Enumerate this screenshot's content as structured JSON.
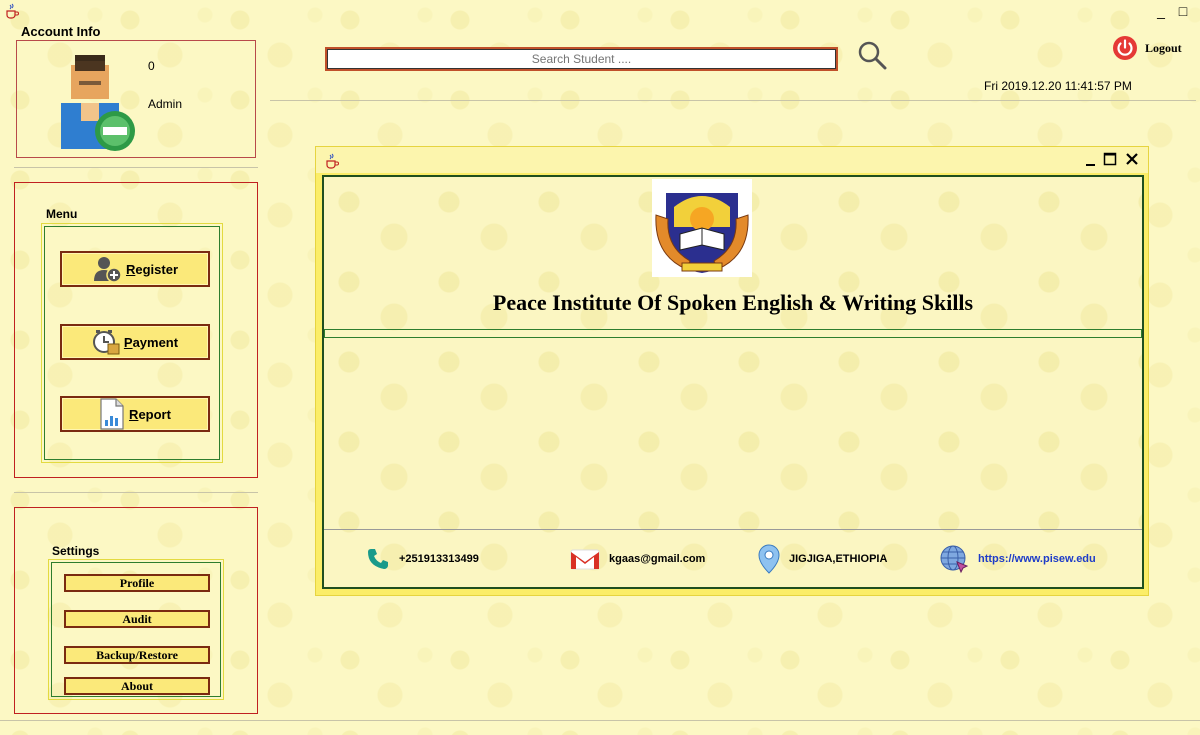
{
  "window": {
    "minimize_glyph": "_",
    "maximize_glyph": "□",
    "icon": "java-cup-icon"
  },
  "account": {
    "title": "Account Info",
    "user_id": "0",
    "role": "Admin",
    "avatar_icon": "user-avatar-icon"
  },
  "menu": {
    "title": "Menu",
    "buttons": [
      {
        "label": "Register",
        "icon": "add-user-icon"
      },
      {
        "label": "Payment",
        "icon": "clock-money-icon"
      },
      {
        "label": "Report",
        "icon": "report-document-icon"
      }
    ]
  },
  "settings": {
    "title": "Settings",
    "buttons": [
      {
        "label": "Profile"
      },
      {
        "label": "Audit"
      },
      {
        "label": "Backup/Restore"
      },
      {
        "label": "About"
      }
    ]
  },
  "header": {
    "search_placeholder": "Search Student ....",
    "logout_label": "Logout",
    "datetime": "Fri 2019.12.20 11:41:57 PM"
  },
  "internal_frame": {
    "institute_name": "Peace Institute Of Spoken English & Writing Skills",
    "contacts": {
      "phone": "+251913313499",
      "email": "kgaas@gmail.com",
      "location": "JIGJIGA,ETHIOPIA",
      "website": "https://www.pisew.edu"
    }
  },
  "colors": {
    "background": "#fcf8c4",
    "button_fill": "#fbe97a",
    "button_border": "#7a2a10",
    "panel_border": "#c02020",
    "frame_yellow": "#fbed68",
    "link_blue": "#1e3cc8",
    "logout_red": "#e53935"
  }
}
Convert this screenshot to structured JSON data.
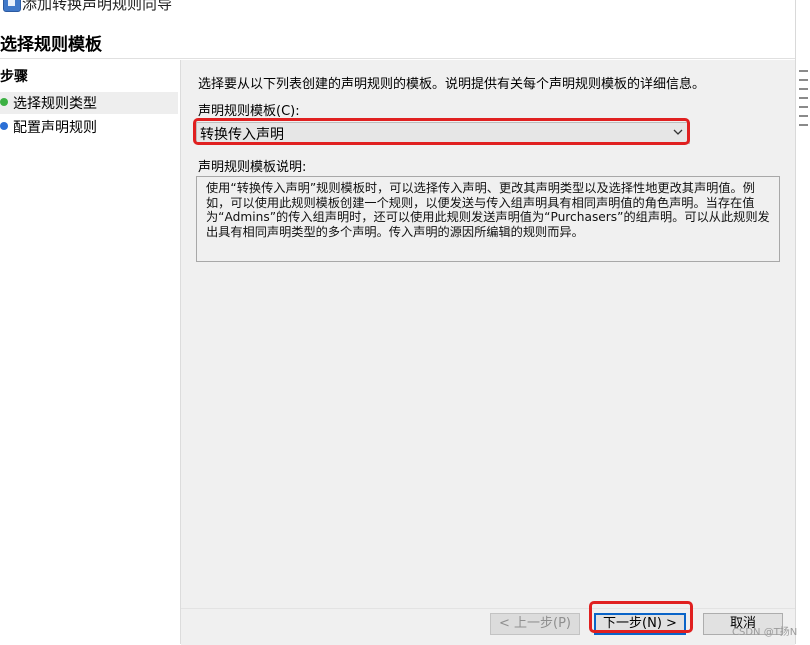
{
  "window": {
    "title": "添加转换声明规则向导"
  },
  "page_title": "选择规则模板",
  "steps": {
    "heading": "步骤",
    "items": [
      {
        "label": "选择规则类型",
        "dot_color": "#3cb043",
        "active": true
      },
      {
        "label": "配置声明规则",
        "dot_color": "#2a6fd6",
        "active": false
      }
    ]
  },
  "content": {
    "intro": "选择要从以下列表创建的声明规则的模板。说明提供有关每个声明规则模板的详细信息。",
    "template_label": "声明规则模板(C):",
    "template_value": "转换传入声明",
    "description_label": "声明规则模板说明:",
    "description_text": "使用“转换传入声明”规则模板时，可以选择传入声明、更改其声明类型以及选择性地更改其声明值。例如，可以使用此规则模板创建一个规则，以便发送与传入组声明具有相同声明值的角色声明。当存在值为“Admins”的传入组声明时，还可以使用此规则发送声明值为“Purchasers”的组声明。可以从此规则发出具有相同声明类型的多个声明。传入声明的源因所编辑的规则而异。"
  },
  "buttons": {
    "prev": "< 上一步(P)",
    "next": "下一步(N) >",
    "cancel": "取消"
  },
  "colors": {
    "highlight": "#e02020",
    "step_active": "#3cb043",
    "step_inactive": "#2a6fd6"
  },
  "watermark": "CSDN @T扬N"
}
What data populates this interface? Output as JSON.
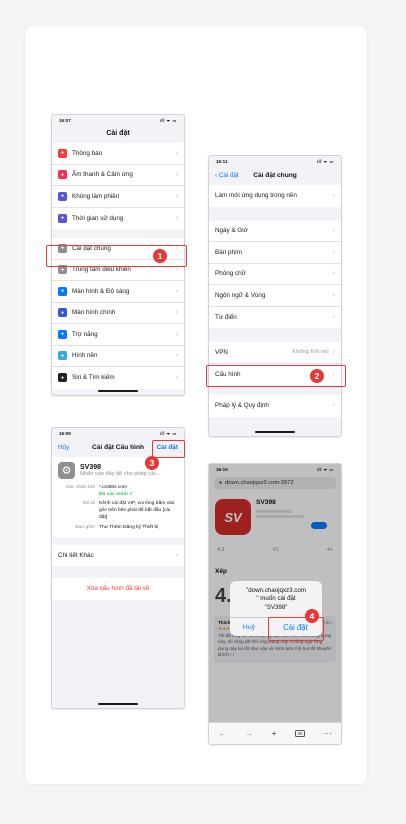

### [Set problem]
The records shown above are to be repeated exactly, with the pictures left out.

### [Output for this task]
Enumerate this screenshot's content as structured JSON.
{
  "window": {
    "minimize_glyph": "_",
    "maximize_glyph": "□",
    "icon": "java-cup-icon"
  },
  "account": {
    "title": "Account Info",
    "user_id": "0",
    "role": "Admin",
    "avatar_icon": "user-avatar-icon"
  },
  "menu": {
    "title": "Menu",
    "buttons": [
      {
        "label": "Register",
        "icon": "add-user-icon"
      },
      {
        "label": "Payment",
        "icon": "clock-money-icon"
      },
      {
        "label": "Report",
        "icon": "report-document-icon"
      }
    ]
  },
  "settings": {
    "title": "Settings",
    "buttons": [
      {
        "label": "Profile"
      },
      {
        "label": "Audit"
      },
      {
        "label": "Backup/Restore"
      },
      {
        "label": "About"
      }
    ]
  },
  "header": {
    "search_placeholder": "Search Student ....",
    "logout_label": "Logout",
    "datetime": "Fri 2019.12.20 11:41:57 PM"
  },
  "internal_frame": {
    "institute_name": "Peace Institute Of Spoken English & Writing Skills",
    "contacts": {
      "phone": "+251913313499",
      "email": "kgaas@gmail.com",
      "location": "JIGJIGA,ETHIOPIA",
      "website": "https://www.pisew.edu"
    }
  },
  "colors": {
    "background": "#fcf8c4",
    "button_fill": "#fbe97a",
    "button_border": "#7a2a10",
    "panel_border": "#c02020",
    "frame_yellow": "#fbed68",
    "link_blue": "#1e3cc8",
    "logout_red": "#e53935"
  }
}
Convert this screenshot to structured JSON data.
{
  "window": {
    "title": "添加转换声明规则向导"
  },
  "page_title": "选择规则模板",
  "steps": {
    "heading": "步骤",
    "items": [
      {
        "label": "选择规则类型",
        "dot_color": "#3cb043",
        "active": true
      },
      {
        "label": "配置声明规则",
        "dot_color": "#2a6fd6",
        "active": false
      }
    ]
  },
  "content": {
    "intro": "选择要从以下列表创建的声明规则的模板。说明提供有关每个声明规则模板的详细信息。",
    "template_label": "声明规则模板(C):",
    "template_value": "转换传入声明",
    "description_label": "声明规则模板说明:",
    "description_text": "使用“转换传入声明”规则模板时，可以选择传入声明、更改其声明类型以及选择性地更改其声明值。例如，可以使用此规则模板创建一个规则，以便发送与传入组声明具有相同声明值的角色声明。当存在值为“Admins”的传入组声明时，还可以使用此规则发送声明值为“Purchasers”的组声明。可以从此规则发出具有相同声明类型的多个声明。传入声明的源因所编辑的规则而异。"
  },
  "buttons": {
    "prev": "< 上一步(P)",
    "next": "下一步(N) >",
    "cancel": "取消"
  },
  "colors": {
    "highlight": "#e02020",
    "step_active": "#3cb043",
    "step_inactive": "#2a6fd6"
  },
  "watermark": "CSDN @T扬N"
}
What data populates this interface? Output as JSON.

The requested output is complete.